## Problem statement
Locate the word "Nominal" in the material, then show every line that holds it.
### Data for this task ###
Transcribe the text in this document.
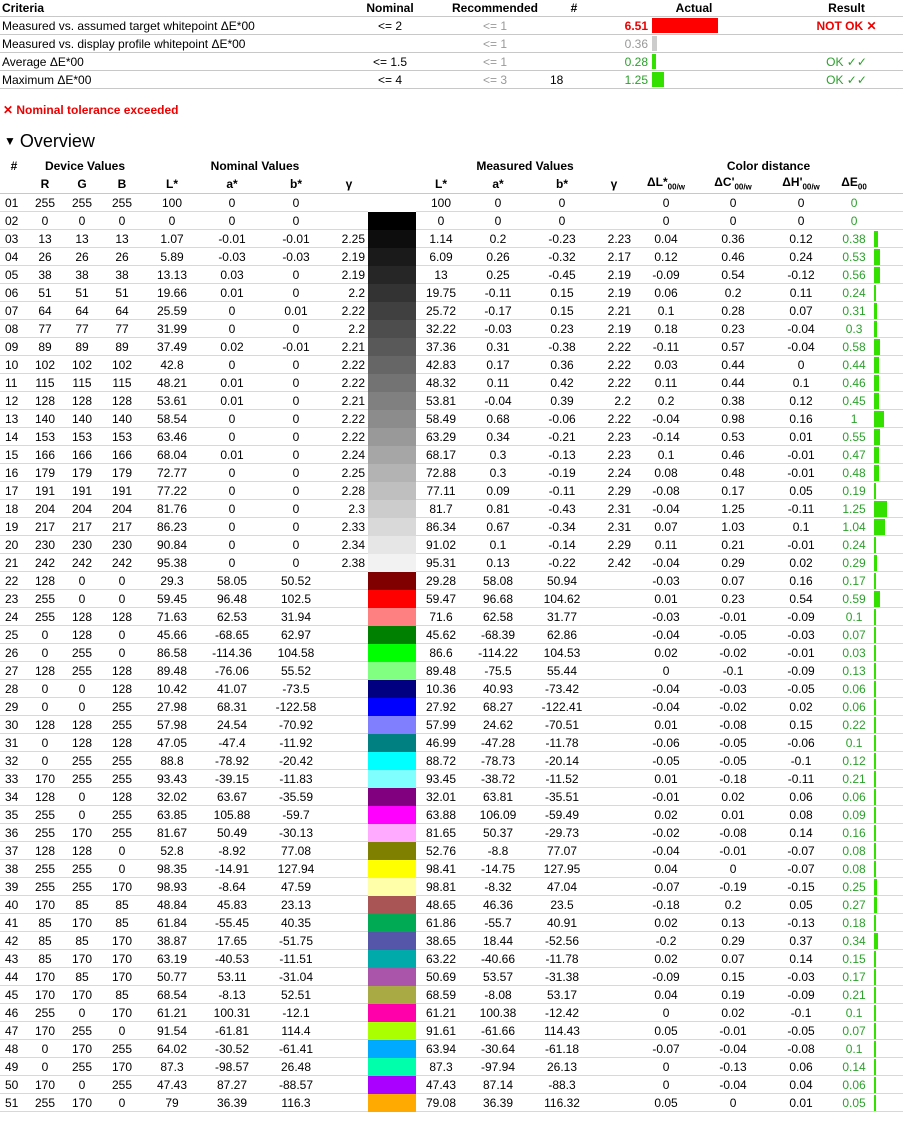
Criteria	Nominal	Recommended	#	Actual		Result
Measured vs. assumed target whitepoint ΔE*00	<= 2	<= 1		6.51		NOT OK ✕
Measured vs. display profile whitepoint ΔE*00		<= 1		0.36		
Average ΔE*00	<= 1.5	<= 1		0.28		OK ✓✓
Maximum ΔE*00	<= 4	<= 3	18	1.25		OK ✓✓
✕ Nominal tolerance exceeded
▼ Overview
#	Device Values			Nominal Values					Measured Values				Color distance				
	R	G	B	L*	a*	b*	γ		L*	a*	b*	γ	$\Delta L*_{00/w}$	$\Delta C'_{00/w}$	$\Delta H'_{00/w}$	$\Delta E_{00}$	
01	255	255	255	100	0	0			100	0	0		0	0	0	0	
02	0	0	0	0	0	0			0	0	0		0	0	0	0	
03	13	13	13	1.07	-0.01	-0.01	2.25		1.14	0.2	-0.23	2.23	0.04	0.36	0.12	0.38	
04	26	26	26	5.89	-0.03	-0.03	2.19		6.09	0.26	-0.32	2.17	0.12	0.46	0.24	0.53	
05	38	38	38	13.13	0.03	0	2.19		13	0.25	-0.45	2.19	-0.09	0.54	-0.12	0.56	
06	51	51	51	19.66	0.01	0	2.2		19.75	-0.11	0.15	2.19	0.06	0.2	0.11	0.24	
07	64	64	64	25.59	0	0.01	2.22		25.72	-0.17	0.15	2.21	0.1	0.28	0.07	0.31	
08	77	77	77	31.99	0	0	2.2		32.22	-0.03	0.23	2.19	0.18	0.23	-0.04	0.3	
09	89	89	89	37.49	0.02	-0.01	2.21		37.36	0.31	-0.38	2.22	-0.11	0.57	-0.04	0.58	
10	102	102	102	42.8	0	0	2.22		42.83	0.17	0.36	2.22	0.03	0.44	0	0.44	
11	115	115	115	48.21	0.01	0	2.22		48.32	0.11	0.42	2.22	0.11	0.44	0.1	0.46	
12	128	128	128	53.61	0.01	0	2.21		53.81	-0.04	0.39	2.2	0.2	0.38	0.12	0.45	
13	140	140	140	58.54	0	0	2.22		58.49	0.68	-0.06	2.22	-0.04	0.98	0.16	1	
14	153	153	153	63.46	0	0	2.22		63.29	0.34	-0.21	2.23	-0.14	0.53	0.01	0.55	
15	166	166	166	68.04	0.01	0	2.24		68.17	0.3	-0.13	2.23	0.1	0.46	-0.01	0.47	
16	179	179	179	72.77	0	0	2.25		72.88	0.3	-0.19	2.24	0.08	0.48	-0.01	0.48	
17	191	191	191	77.22	0	0	2.28		77.11	0.09	-0.11	2.29	-0.08	0.17	0.05	0.19	
18	204	204	204	81.76	0	0	2.3		81.7	0.81	-0.43	2.31	-0.04	1.25	-0.11	1.25	
19	217	217	217	86.23	0	0	2.33		86.34	0.67	-0.34	2.31	0.07	1.03	0.1	1.04	
20	230	230	230	90.84	0	0	2.34		91.02	0.1	-0.14	2.29	0.11	0.21	-0.01	0.24	
21	242	242	242	95.38	0	0	2.38		95.31	0.13	-0.22	2.42	-0.04	0.29	0.02	0.29	
22	128	0	0	29.3	58.05	50.52			29.28	58.08	50.94		-0.03	0.07	0.16	0.17	
23	255	0	0	59.45	96.48	102.5			59.47	96.68	104.62		0.01	0.23	0.54	0.59	
24	255	128	128	71.63	62.53	31.94			71.6	62.58	31.77		-0.03	-0.01	-0.09	0.1	
25	0	128	0	45.66	-68.65	62.97			45.62	-68.39	62.86		-0.04	-0.05	-0.03	0.07	
26	0	255	0	86.58	-114.36	104.58			86.6	-114.22	104.53		0.02	-0.02	-0.01	0.03	
27	128	255	128	89.48	-76.06	55.52			89.48	-75.5	55.44		0	-0.1	-0.09	0.13	
28	0	0	128	10.42	41.07	-73.5			10.36	40.93	-73.42		-0.04	-0.03	-0.05	0.06	
29	0	0	255	27.98	68.31	-122.58			27.92	68.27	-122.41		-0.04	-0.02	0.02	0.06	
30	128	128	255	57.98	24.54	-70.92			57.99	24.62	-70.51		0.01	-0.08	0.15	0.22	
31	0	128	128	47.05	-47.4	-11.92			46.99	-47.28	-11.78		-0.06	-0.05	-0.06	0.1	
32	0	255	255	88.8	-78.92	-20.42			88.72	-78.73	-20.14		-0.05	-0.05	-0.1	0.12	
33	170	255	255	93.43	-39.15	-11.83			93.45	-38.72	-11.52		0.01	-0.18	-0.11	0.21	
34	128	0	128	32.02	63.67	-35.59			32.01	63.81	-35.51		-0.01	0.02	0.06	0.06	
35	255	0	255	63.85	105.88	-59.7			63.88	106.09	-59.49		0.02	0.01	0.08	0.09	
36	255	170	255	81.67	50.49	-30.13			81.65	50.37	-29.73		-0.02	-0.08	0.14	0.16	
37	128	128	0	52.8	-8.92	77.08			52.76	-8.8	77.07		-0.04	-0.01	-0.07	0.08	
38	255	255	0	98.35	-14.91	127.94			98.41	-14.75	127.95		0.04	0	-0.07	0.08	
39	255	255	170	98.93	-8.64	47.59			98.81	-8.32	47.04		-0.07	-0.19	-0.15	0.25	
40	170	85	85	48.84	45.83	23.13			48.65	46.36	23.5		-0.18	0.2	0.05	0.27	
41	85	170	85	61.84	-55.45	40.35			61.86	-55.7	40.91		0.02	0.13	-0.13	0.18	
42	85	85	170	38.87	17.65	-51.75			38.65	18.44	-52.56		-0.2	0.29	0.37	0.34	
43	85	170	170	63.19	-40.53	-11.51			63.22	-40.66	-11.78		0.02	0.07	0.14	0.15	
44	170	85	170	50.77	53.11	-31.04			50.69	53.57	-31.38		-0.09	0.15	-0.03	0.17	
45	170	170	85	68.54	-8.13	52.51			68.59	-8.08	53.17		0.04	0.19	-0.09	0.21	
46	255	0	170	61.21	100.31	-12.1			61.21	100.38	-12.42		0	0.02	-0.1	0.1	
47	170	255	0	91.54	-61.81	114.4			91.61	-61.66	114.43		0.05	-0.01	-0.05	0.07	
48	0	170	255	64.02	-30.52	-61.41			63.94	-30.64	-61.18		-0.07	-0.04	-0.08	0.1	
49	0	255	170	87.3	-98.57	26.48			87.3	-97.94	26.13		0	-0.13	0.06	0.14	
50	170	0	255	47.43	87.27	-88.57			47.43	87.14	-88.3		0	-0.04	0.04	0.06	
51	255	170	0	79	36.39	116.3			79.08	36.39	116.32		0.05	0	0.01	0.05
###
## Solution to this exercise
Criteria	Nominal	Recommended	#	Actual		Result
✕ Nominal tolerance exceeded
#	Device Values			Nominal Values					Measured Values				Color distance				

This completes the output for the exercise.